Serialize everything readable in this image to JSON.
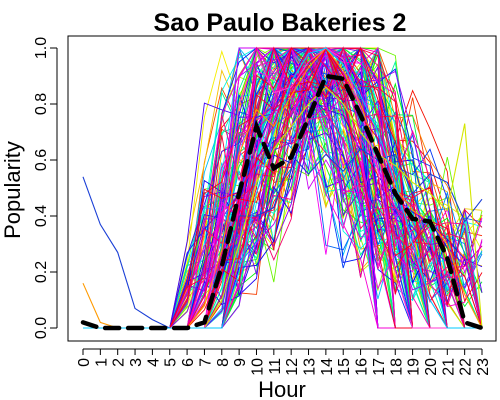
{
  "chart_data": {
    "type": "line",
    "title": "Sao Paulo Bakeries 2",
    "xlabel": "Hour",
    "ylabel": "Popularity",
    "xlim": [
      0,
      23
    ],
    "ylim": [
      0,
      1.0
    ],
    "x_ticks": [
      "0",
      "1",
      "2",
      "3",
      "4",
      "5",
      "6",
      "7",
      "8",
      "9",
      "10",
      "11",
      "12",
      "13",
      "14",
      "15",
      "16",
      "17",
      "18",
      "19",
      "20",
      "21",
      "22",
      "23"
    ],
    "y_ticks": [
      "0.0",
      "0.2",
      "0.4",
      "0.6",
      "0.8",
      "1.0"
    ],
    "grid": false,
    "legend": "none",
    "x": [
      0,
      1,
      2,
      3,
      4,
      5,
      6,
      7,
      8,
      9,
      10,
      11,
      12,
      13,
      14,
      15,
      16,
      17,
      18,
      19,
      20,
      21,
      22,
      23
    ],
    "series_count": 160,
    "series_palette": "rainbow",
    "average": {
      "style": "black-dashed-thick",
      "values": [
        0.02,
        0.0,
        0.0,
        0.0,
        0.0,
        0.0,
        0.0,
        0.02,
        0.22,
        0.48,
        0.72,
        0.57,
        0.61,
        0.75,
        0.9,
        0.89,
        0.76,
        0.62,
        0.48,
        0.39,
        0.38,
        0.25,
        0.02,
        0.0
      ]
    },
    "series": [
      {
        "color": "#1a3fd6",
        "values": [
          0.54,
          0.37,
          0.27,
          0.07,
          0.03,
          0.0,
          0.0,
          0.0,
          0.0,
          0.4,
          0.4,
          0.43,
          0.62,
          0.55,
          0.62,
          0.56,
          0.64,
          0.6,
          0.62,
          0.48,
          0.55,
          0.52,
          0.38,
          0.46
        ]
      },
      {
        "color": "#ff9a00",
        "values": [
          0.16,
          0.02,
          0.0,
          0.0,
          0.0,
          0.0,
          0.0,
          0.08,
          0.28,
          0.62,
          0.78,
          0.72,
          0.83,
          0.93,
          1.0,
          0.92,
          0.8,
          0.62,
          0.5,
          0.42,
          0.38,
          0.3,
          0.12,
          0.0
        ]
      },
      {
        "color": "#d4e600",
        "values": [
          0.0,
          0.0,
          0.0,
          0.0,
          0.0,
          0.0,
          0.0,
          0.0,
          0.1,
          0.3,
          0.52,
          0.64,
          0.72,
          0.8,
          0.86,
          0.8,
          0.7,
          0.62,
          0.58,
          0.52,
          0.48,
          0.42,
          0.73,
          0.0
        ]
      },
      {
        "color": "#ff3ad0",
        "values": [
          0.0,
          0.0,
          0.0,
          0.0,
          0.0,
          0.0,
          0.0,
          0.0,
          0.35,
          0.8,
          0.98,
          0.84,
          0.86,
          0.95,
          1.0,
          0.96,
          0.78,
          0.56,
          0.2,
          0.0,
          0.0,
          0.0,
          0.0,
          0.0
        ]
      },
      {
        "color": "#00c8ff",
        "values": [
          0.0,
          0.0,
          0.0,
          0.0,
          0.0,
          0.0,
          0.0,
          0.0,
          0.0,
          0.2,
          0.48,
          0.7,
          0.88,
          0.98,
          1.0,
          0.94,
          0.83,
          0.7,
          0.52,
          0.3,
          0.1,
          0.0,
          0.0,
          0.0
        ]
      }
    ]
  }
}
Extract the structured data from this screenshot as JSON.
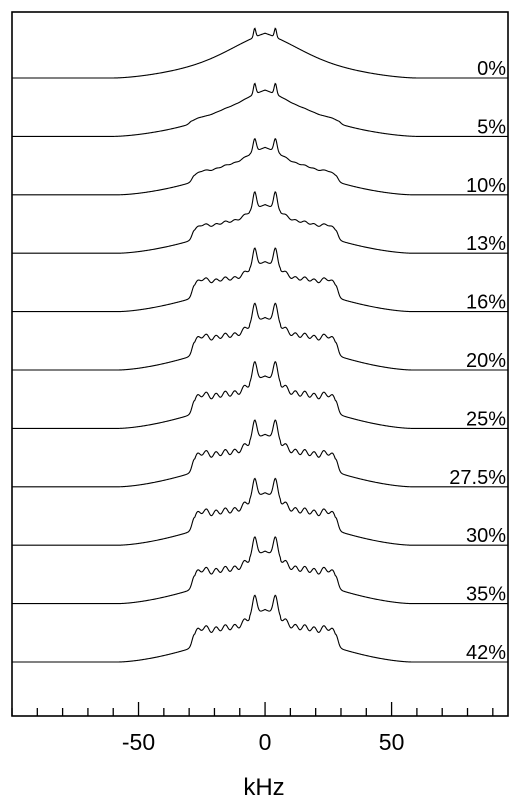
{
  "chart_data": {
    "type": "line",
    "xlabel": "kHz",
    "ylabel": "",
    "xlim": [
      -100,
      96
    ],
    "x_ticks": [
      "-50",
      "0",
      "50"
    ],
    "x_tick_values": [
      -50,
      0,
      50
    ],
    "minor_tick_step": 10,
    "grid": false,
    "legend": "none",
    "series": [
      {
        "name": "0%",
        "shape": {
          "e": 60,
          "w": 30,
          "sp": 0.6,
          "sigma": 22,
          "amp": 32,
          "sat": 0,
          "wig": 0
        }
      },
      {
        "name": "5%",
        "shape": {
          "e": 60,
          "w": 29,
          "sp": 0.7,
          "sigma": 30,
          "amp": 34,
          "sat": 0.25,
          "wig": 0.5
        }
      },
      {
        "name": "10%",
        "shape": {
          "e": 58,
          "w": 28,
          "sp": 0.9,
          "sigma": 40,
          "amp": 36,
          "sat": 0.55,
          "wig": 1
        }
      },
      {
        "name": "13%",
        "shape": {
          "e": 58,
          "w": 28,
          "sp": 1.0,
          "sigma": 60,
          "amp": 38,
          "sat": 0.8,
          "wig": 1.5
        }
      },
      {
        "name": "16%",
        "shape": {
          "e": 58,
          "w": 28,
          "sp": 1.1,
          "sigma": 90,
          "amp": 40,
          "sat": 1,
          "wig": 2
        }
      },
      {
        "name": "20%",
        "shape": {
          "e": 58,
          "w": 28,
          "sp": 1.2,
          "sigma": 120,
          "amp": 42,
          "sat": 1,
          "wig": 2.5
        }
      },
      {
        "name": "25%",
        "shape": {
          "e": 58,
          "w": 28,
          "sp": 1.2,
          "sigma": 140,
          "amp": 42,
          "sat": 1,
          "wig": 3
        }
      },
      {
        "name": "27.5%",
        "shape": {
          "e": 58,
          "w": 28,
          "sp": 1.2,
          "sigma": 140,
          "amp": 42,
          "sat": 1,
          "wig": 3
        }
      },
      {
        "name": "30%",
        "shape": {
          "e": 58,
          "w": 28,
          "sp": 1.2,
          "sigma": 140,
          "amp": 42,
          "sat": 1,
          "wig": 3
        }
      },
      {
        "name": "35%",
        "shape": {
          "e": 58,
          "w": 28,
          "sp": 1.2,
          "sigma": 140,
          "amp": 42,
          "sat": 1,
          "wig": 3
        }
      },
      {
        "name": "42%",
        "shape": {
          "e": 58,
          "w": 28,
          "sp": 1.2,
          "sigma": 140,
          "amp": 42,
          "sat": 1,
          "wig": 3
        }
      }
    ]
  }
}
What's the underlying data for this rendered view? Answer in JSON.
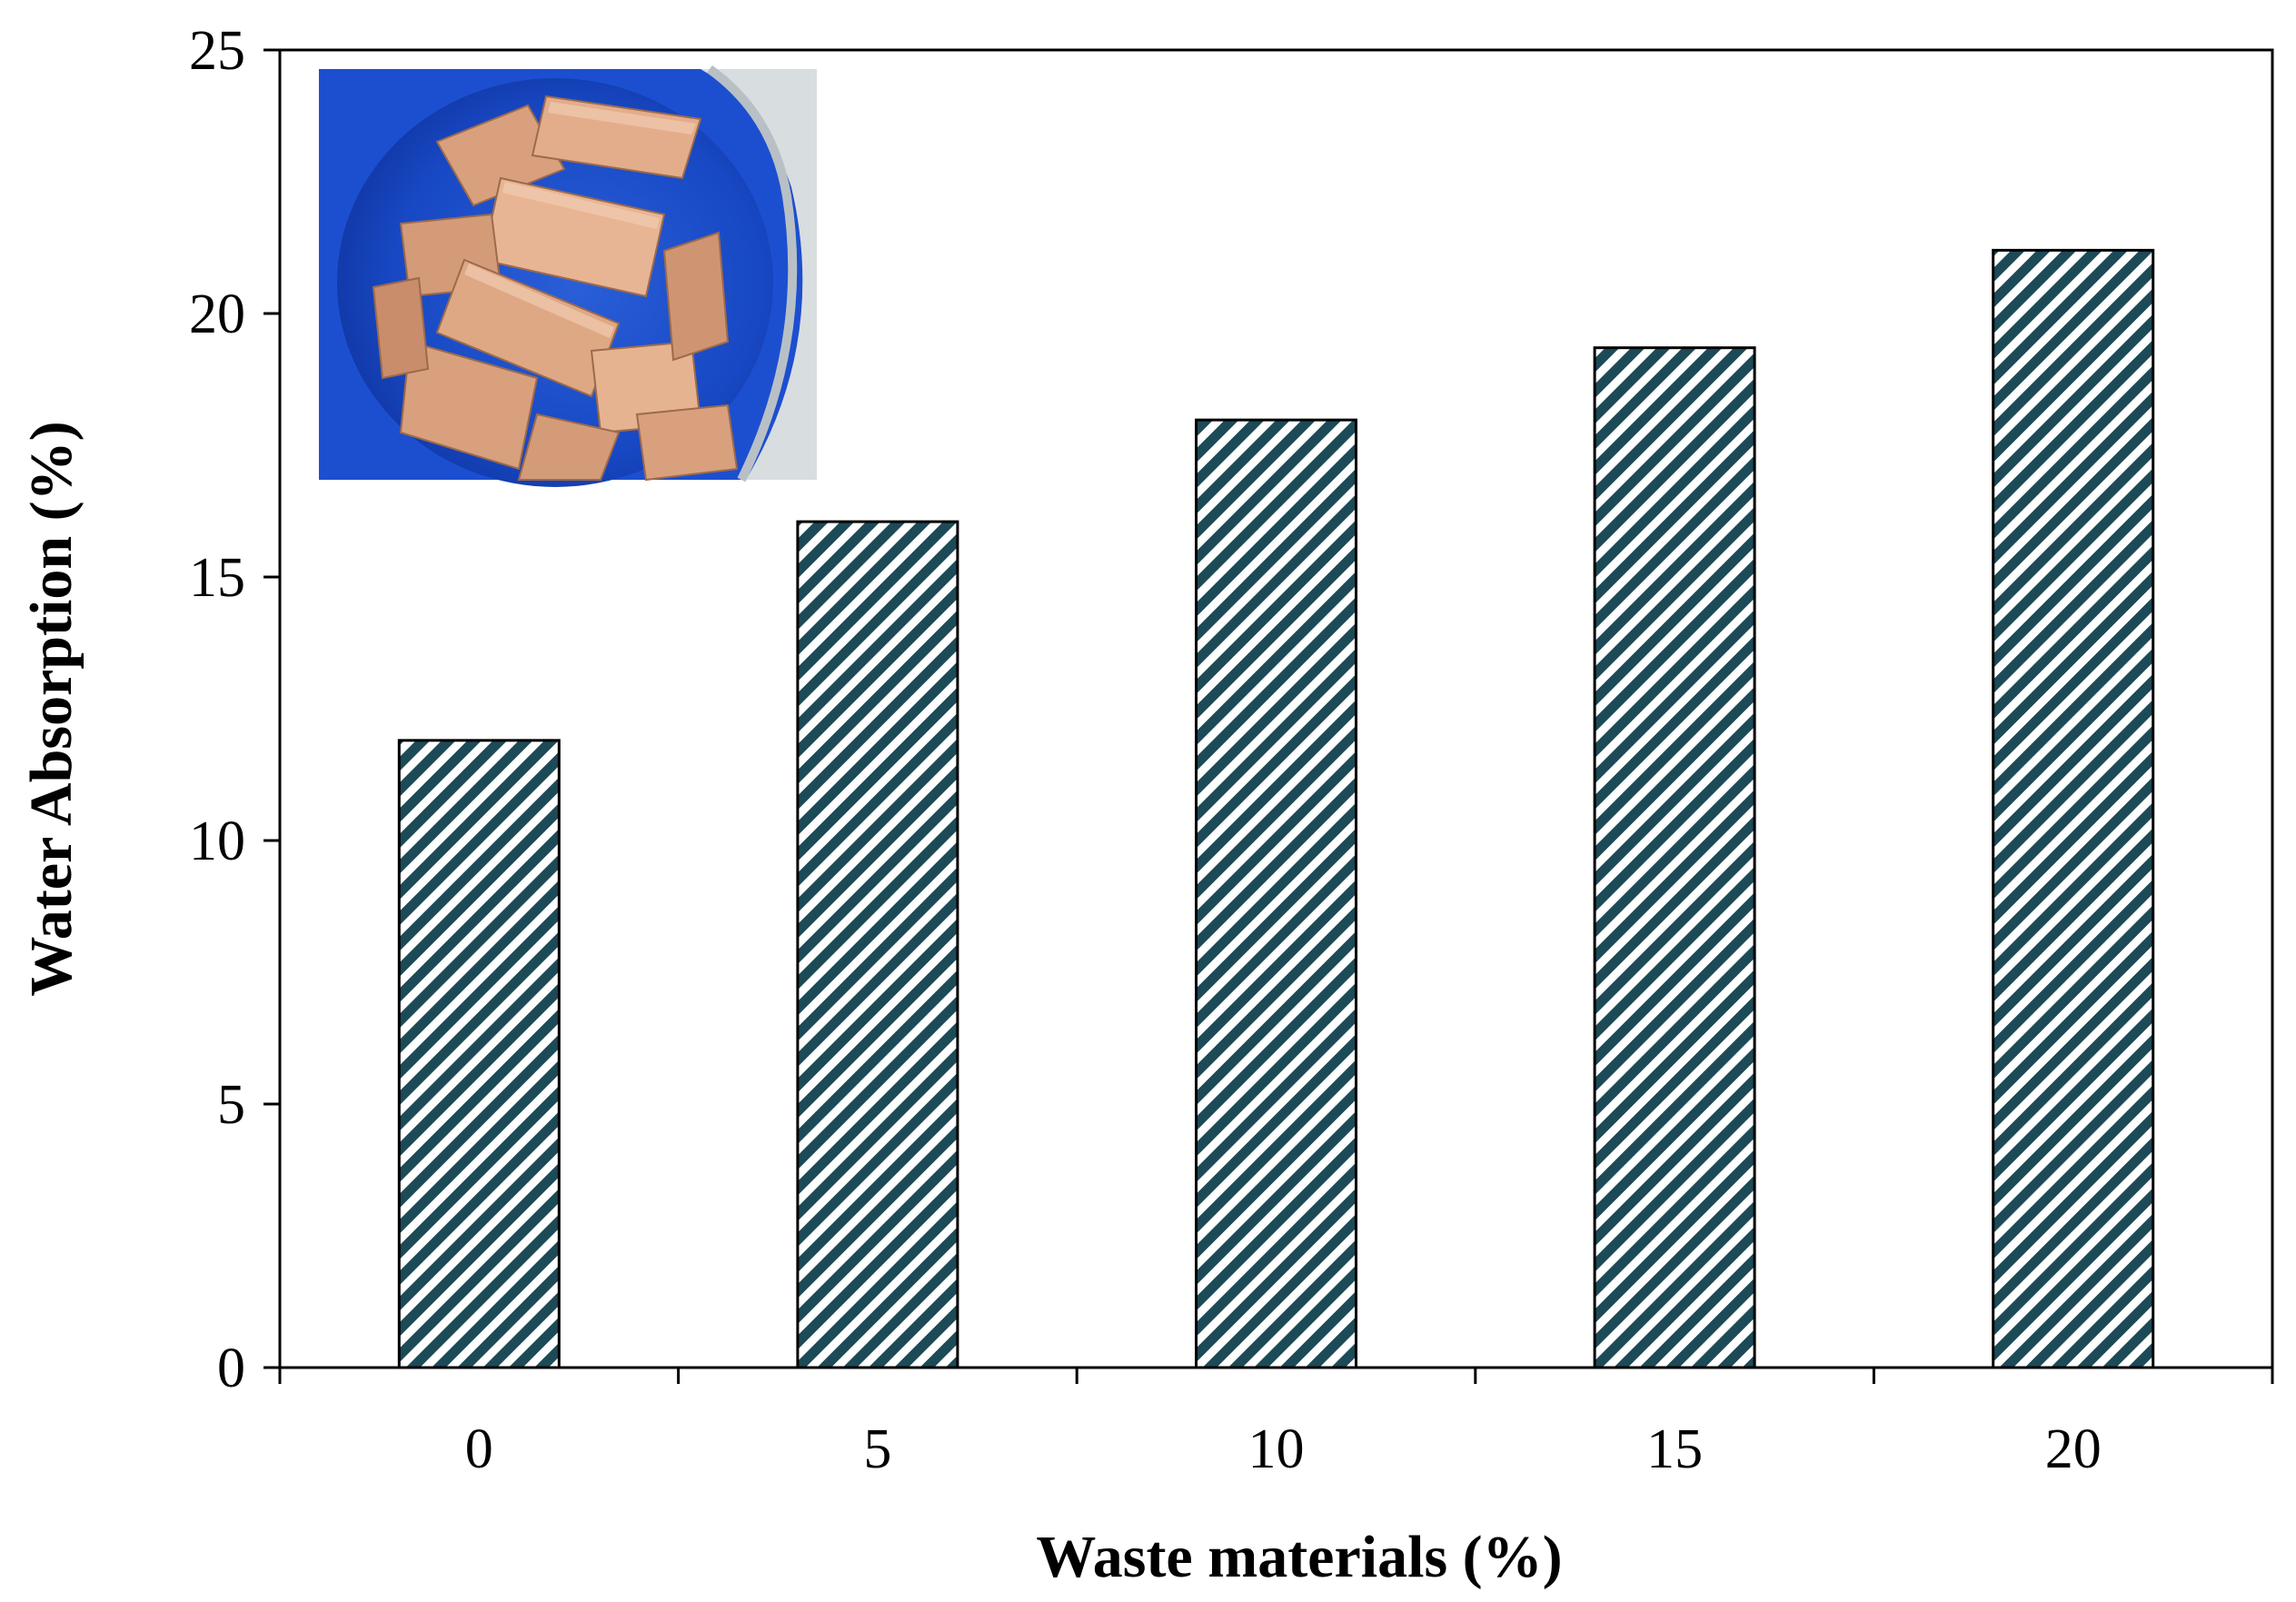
{
  "chart_data": {
    "type": "bar",
    "title": "",
    "xlabel": "Waste materials (%)",
    "ylabel": "Water Absorption (%)",
    "categories": [
      "0",
      "5",
      "10",
      "15",
      "20"
    ],
    "values": [
      11.9,
      16.05,
      17.98,
      19.35,
      21.2
    ],
    "ylim": [
      0,
      25
    ],
    "yticks": [
      "0",
      "5",
      "10",
      "15",
      "20",
      "25"
    ],
    "grid": false,
    "legend": "none",
    "bar_pattern": "diagonal-hatch",
    "colors": {
      "hatch": "#1d4a57",
      "bar_background": "#ffffff",
      "axis": "#000000"
    },
    "inset_image": "photo of clay bricks soaking in a blue water container"
  }
}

» EXERCISE GOAL
Every line of the material is to be quoted exactly, with no pictures carried over.

» TASK SOLUTION
Serialize everything readable in this image to JSON.
{
  "chart_data": {
    "type": "line",
    "title": "Sao Paulo Bakeries 2",
    "xlabel": "Hour",
    "ylabel": "Popularity",
    "xlim": [
      0,
      23
    ],
    "ylim": [
      0,
      1.0
    ],
    "x_ticks": [
      "0",
      "1",
      "2",
      "3",
      "4",
      "5",
      "6",
      "7",
      "8",
      "9",
      "10",
      "11",
      "12",
      "13",
      "14",
      "15",
      "16",
      "17",
      "18",
      "19",
      "20",
      "21",
      "22",
      "23"
    ],
    "y_ticks": [
      "0.0",
      "0.2",
      "0.4",
      "0.6",
      "0.8",
      "1.0"
    ],
    "grid": false,
    "legend": "none",
    "x": [
      0,
      1,
      2,
      3,
      4,
      5,
      6,
      7,
      8,
      9,
      10,
      11,
      12,
      13,
      14,
      15,
      16,
      17,
      18,
      19,
      20,
      21,
      22,
      23
    ],
    "series_count": 160,
    "series_palette": "rainbow",
    "average": {
      "style": "black-dashed-thick",
      "values": [
        0.02,
        0.0,
        0.0,
        0.0,
        0.0,
        0.0,
        0.0,
        0.02,
        0.22,
        0.48,
        0.72,
        0.57,
        0.61,
        0.75,
        0.9,
        0.89,
        0.76,
        0.62,
        0.48,
        0.39,
        0.38,
        0.25,
        0.02,
        0.0
      ]
    },
    "series": [
      {
        "color": "#1a3fd6",
        "values": [
          0.54,
          0.37,
          0.27,
          0.07,
          0.03,
          0.0,
          0.0,
          0.0,
          0.0,
          0.4,
          0.4,
          0.43,
          0.62,
          0.55,
          0.62,
          0.56,
          0.64,
          0.6,
          0.62,
          0.48,
          0.55,
          0.52,
          0.38,
          0.46
        ]
      },
      {
        "color": "#ff9a00",
        "values": [
          0.16,
          0.02,
          0.0,
          0.0,
          0.0,
          0.0,
          0.0,
          0.08,
          0.28,
          0.62,
          0.78,
          0.72,
          0.83,
          0.93,
          1.0,
          0.92,
          0.8,
          0.62,
          0.5,
          0.42,
          0.38,
          0.3,
          0.12,
          0.0
        ]
      },
      {
        "color": "#d4e600",
        "values": [
          0.0,
          0.0,
          0.0,
          0.0,
          0.0,
          0.0,
          0.0,
          0.0,
          0.1,
          0.3,
          0.52,
          0.64,
          0.72,
          0.8,
          0.86,
          0.8,
          0.7,
          0.62,
          0.58,
          0.52,
          0.48,
          0.42,
          0.73,
          0.0
        ]
      },
      {
        "color": "#ff3ad0",
        "values": [
          0.0,
          0.0,
          0.0,
          0.0,
          0.0,
          0.0,
          0.0,
          0.0,
          0.35,
          0.8,
          0.98,
          0.84,
          0.86,
          0.95,
          1.0,
          0.96,
          0.78,
          0.56,
          0.2,
          0.0,
          0.0,
          0.0,
          0.0,
          0.0
        ]
      },
      {
        "color": "#00c8ff",
        "values": [
          0.0,
          0.0,
          0.0,
          0.0,
          0.0,
          0.0,
          0.0,
          0.0,
          0.0,
          0.2,
          0.48,
          0.7,
          0.88,
          0.98,
          1.0,
          0.94,
          0.83,
          0.7,
          0.52,
          0.3,
          0.1,
          0.0,
          0.0,
          0.0
        ]
      }
    ]
  }
}
Extract the structured data from this screenshot as JSON.
{
  "chart_data": {
    "type": "line",
    "xlabel": "kHz",
    "ylabel": "",
    "xlim": [
      -100,
      96
    ],
    "x_ticks": [
      "-50",
      "0",
      "50"
    ],
    "x_tick_values": [
      -50,
      0,
      50
    ],
    "minor_tick_step": 10,
    "grid": false,
    "legend": "none",
    "series": [
      {
        "name": "0%",
        "shape": {
          "e": 60,
          "w": 30,
          "sp": 0.6,
          "sigma": 22,
          "amp": 32,
          "sat": 0,
          "wig": 0
        }
      },
      {
        "name": "5%",
        "shape": {
          "e": 60,
          "w": 29,
          "sp": 0.7,
          "sigma": 30,
          "amp": 34,
          "sat": 0.25,
          "wig": 0.5
        }
      },
      {
        "name": "10%",
        "shape": {
          "e": 58,
          "w": 28,
          "sp": 0.9,
          "sigma": 40,
          "amp": 36,
          "sat": 0.55,
          "wig": 1
        }
      },
      {
        "name": "13%",
        "shape": {
          "e": 58,
          "w": 28,
          "sp": 1.0,
          "sigma": 60,
          "amp": 38,
          "sat": 0.8,
          "wig": 1.5
        }
      },
      {
        "name": "16%",
        "shape": {
          "e": 58,
          "w": 28,
          "sp": 1.1,
          "sigma": 90,
          "amp": 40,
          "sat": 1,
          "wig": 2
        }
      },
      {
        "name": "20%",
        "shape": {
          "e": 58,
          "w": 28,
          "sp": 1.2,
          "sigma": 120,
          "amp": 42,
          "sat": 1,
          "wig": 2.5
        }
      },
      {
        "name": "25%",
        "shape": {
          "e": 58,
          "w": 28,
          "sp": 1.2,
          "sigma": 140,
          "amp": 42,
          "sat": 1,
          "wig": 3
        }
      },
      {
        "name": "27.5%",
        "shape": {
          "e": 58,
          "w": 28,
          "sp": 1.2,
          "sigma": 140,
          "amp": 42,
          "sat": 1,
          "wig": 3
        }
      },
      {
        "name": "30%",
        "shape": {
          "e": 58,
          "w": 28,
          "sp": 1.2,
          "sigma": 140,
          "amp": 42,
          "sat": 1,
          "wig": 3
        }
      },
      {
        "name": "35%",
        "shape": {
          "e": 58,
          "w": 28,
          "sp": 1.2,
          "sigma": 140,
          "amp": 42,
          "sat": 1,
          "wig": 3
        }
      },
      {
        "name": "42%",
        "shape": {
          "e": 58,
          "w": 28,
          "sp": 1.2,
          "sigma": 140,
          "amp": 42,
          "sat": 1,
          "wig": 3
        }
      }
    ]
  }
}
What's the underlying data for this rendered view? Answer in JSON.
{
  "chart_data": {
    "type": "bar",
    "title": "",
    "xlabel": "Waste materials (%)",
    "ylabel": "Water Absorption (%)",
    "categories": [
      "0",
      "5",
      "10",
      "15",
      "20"
    ],
    "values": [
      11.9,
      16.05,
      17.98,
      19.35,
      21.2
    ],
    "ylim": [
      0,
      25
    ],
    "yticks": [
      "0",
      "5",
      "10",
      "15",
      "20",
      "25"
    ],
    "grid": false,
    "legend": "none",
    "bar_pattern": "diagonal-hatch",
    "colors": {
      "hatch": "#1d4a57",
      "bar_background": "#ffffff",
      "axis": "#000000"
    },
    "inset_image": "photo of clay bricks soaking in a blue water container"
  }
}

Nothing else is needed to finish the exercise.